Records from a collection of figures
━━━━
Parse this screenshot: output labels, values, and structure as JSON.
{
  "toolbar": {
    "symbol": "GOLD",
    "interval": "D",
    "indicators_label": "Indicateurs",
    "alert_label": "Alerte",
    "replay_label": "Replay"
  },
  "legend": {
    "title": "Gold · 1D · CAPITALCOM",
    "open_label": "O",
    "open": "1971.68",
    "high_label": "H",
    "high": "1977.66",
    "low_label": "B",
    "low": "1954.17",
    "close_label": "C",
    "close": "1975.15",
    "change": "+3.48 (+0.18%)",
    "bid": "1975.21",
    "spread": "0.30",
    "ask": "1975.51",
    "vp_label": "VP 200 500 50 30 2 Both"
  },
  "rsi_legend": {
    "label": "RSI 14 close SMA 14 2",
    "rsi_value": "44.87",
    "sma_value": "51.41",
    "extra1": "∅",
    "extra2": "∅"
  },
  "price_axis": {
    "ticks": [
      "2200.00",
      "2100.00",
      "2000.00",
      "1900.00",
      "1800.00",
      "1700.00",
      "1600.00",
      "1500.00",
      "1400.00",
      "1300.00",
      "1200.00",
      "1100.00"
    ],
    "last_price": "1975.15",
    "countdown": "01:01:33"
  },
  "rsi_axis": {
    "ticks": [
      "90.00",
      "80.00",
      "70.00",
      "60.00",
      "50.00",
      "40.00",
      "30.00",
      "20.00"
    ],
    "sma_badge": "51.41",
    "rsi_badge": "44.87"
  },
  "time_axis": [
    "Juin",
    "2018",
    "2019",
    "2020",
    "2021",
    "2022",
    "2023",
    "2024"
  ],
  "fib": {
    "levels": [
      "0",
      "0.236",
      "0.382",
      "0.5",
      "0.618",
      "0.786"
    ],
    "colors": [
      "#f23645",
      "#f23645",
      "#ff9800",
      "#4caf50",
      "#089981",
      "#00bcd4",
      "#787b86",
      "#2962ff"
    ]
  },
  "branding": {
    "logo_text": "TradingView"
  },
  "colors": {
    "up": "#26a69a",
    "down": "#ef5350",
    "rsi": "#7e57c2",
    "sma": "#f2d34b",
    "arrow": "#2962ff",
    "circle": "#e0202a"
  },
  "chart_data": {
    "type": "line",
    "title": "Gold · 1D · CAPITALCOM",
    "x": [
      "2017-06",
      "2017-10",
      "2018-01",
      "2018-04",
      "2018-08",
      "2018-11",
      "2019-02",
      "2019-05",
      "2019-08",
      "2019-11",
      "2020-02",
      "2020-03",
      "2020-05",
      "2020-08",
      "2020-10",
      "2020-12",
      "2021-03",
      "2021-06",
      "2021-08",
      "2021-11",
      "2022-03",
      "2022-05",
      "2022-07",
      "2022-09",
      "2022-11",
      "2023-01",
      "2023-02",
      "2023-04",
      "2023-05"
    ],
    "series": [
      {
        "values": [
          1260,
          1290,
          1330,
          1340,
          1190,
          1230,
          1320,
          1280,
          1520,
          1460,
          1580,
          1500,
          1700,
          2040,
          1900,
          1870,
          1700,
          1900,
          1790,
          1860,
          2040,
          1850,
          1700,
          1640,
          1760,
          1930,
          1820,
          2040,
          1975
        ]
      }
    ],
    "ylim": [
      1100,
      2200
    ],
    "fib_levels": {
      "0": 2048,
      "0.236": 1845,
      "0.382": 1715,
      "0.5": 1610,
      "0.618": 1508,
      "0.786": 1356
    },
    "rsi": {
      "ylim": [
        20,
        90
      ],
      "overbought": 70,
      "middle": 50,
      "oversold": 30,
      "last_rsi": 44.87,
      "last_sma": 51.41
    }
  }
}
━━━━
_Job_
Repeat the material above in full, exactly as it stands.

_Answer to this task_
Parse this screenshot: output labels, values, and structure as JSON.
{
  "toolbar": {
    "symbol": "GOLD",
    "interval": "D",
    "indicators_label": "Indicateurs",
    "alert_label": "Alerte",
    "replay_label": "Replay"
  },
  "legend": {
    "title": "Gold · 1D · CAPITALCOM",
    "open_label": "O",
    "open": "1971.68",
    "high_label": "H",
    "high": "1977.66",
    "low_label": "B",
    "low": "1954.17",
    "close_label": "C",
    "close": "1975.15",
    "change": "+3.48 (+0.18%)",
    "bid": "1975.21",
    "spread": "0.30",
    "ask": "1975.51",
    "vp_label": "VP 200 500 50 30 2 Both"
  },
  "rsi_legend": {
    "label": "RSI 14 close SMA 14 2",
    "rsi_value": "44.87",
    "sma_value": "51.41",
    "extra1": "∅",
    "extra2": "∅"
  },
  "price_axis": {
    "ticks": [
      "2200.00",
      "2100.00",
      "2000.00",
      "1900.00",
      "1800.00",
      "1700.00",
      "1600.00",
      "1500.00",
      "1400.00",
      "1300.00",
      "1200.00",
      "1100.00"
    ],
    "last_price": "1975.15",
    "countdown": "01:01:33"
  },
  "rsi_axis": {
    "ticks": [
      "90.00",
      "80.00",
      "70.00",
      "60.00",
      "50.00",
      "40.00",
      "30.00",
      "20.00"
    ],
    "sma_badge": "51.41",
    "rsi_badge": "44.87"
  },
  "time_axis": [
    "Juin",
    "2018",
    "2019",
    "2020",
    "2021",
    "2022",
    "2023",
    "2024"
  ],
  "fib": {
    "levels": [
      "0",
      "0.236",
      "0.382",
      "0.5",
      "0.618",
      "0.786"
    ],
    "colors": [
      "#f23645",
      "#f23645",
      "#ff9800",
      "#4caf50",
      "#089981",
      "#00bcd4",
      "#787b86",
      "#2962ff"
    ]
  },
  "branding": {
    "logo_text": "TradingView"
  },
  "colors": {
    "up": "#26a69a",
    "down": "#ef5350",
    "rsi": "#7e57c2",
    "sma": "#f2d34b",
    "arrow": "#2962ff",
    "circle": "#e0202a"
  },
  "chart_data": {
    "type": "line",
    "title": "Gold · 1D · CAPITALCOM",
    "x": [
      "2017-06",
      "2017-10",
      "2018-01",
      "2018-04",
      "2018-08",
      "2018-11",
      "2019-02",
      "2019-05",
      "2019-08",
      "2019-11",
      "2020-02",
      "2020-03",
      "2020-05",
      "2020-08",
      "2020-10",
      "2020-12",
      "2021-03",
      "2021-06",
      "2021-08",
      "2021-11",
      "2022-03",
      "2022-05",
      "2022-07",
      "2022-09",
      "2022-11",
      "2023-01",
      "2023-02",
      "2023-04",
      "2023-05"
    ],
    "series": [
      {
        "values": [
          1260,
          1290,
          1330,
          1340,
          1190,
          1230,
          1320,
          1280,
          1520,
          1460,
          1580,
          1500,
          1700,
          2040,
          1900,
          1870,
          1700,
          1900,
          1790,
          1860,
          2040,
          1850,
          1700,
          1640,
          1760,
          1930,
          1820,
          2040,
          1975
        ]
      }
    ],
    "ylim": [
      1100,
      2200
    ],
    "fib_levels": {
      "0": 2048,
      "0.236": 1845,
      "0.382": 1715,
      "0.5": 1610,
      "0.618": 1508,
      "0.786": 1356
    },
    "rsi": {
      "ylim": [
        20,
        90
      ],
      "overbought": 70,
      "middle": 50,
      "oversold": 30,
      "last_rsi": 44.87,
      "last_sma": 51.41
    }
  }
}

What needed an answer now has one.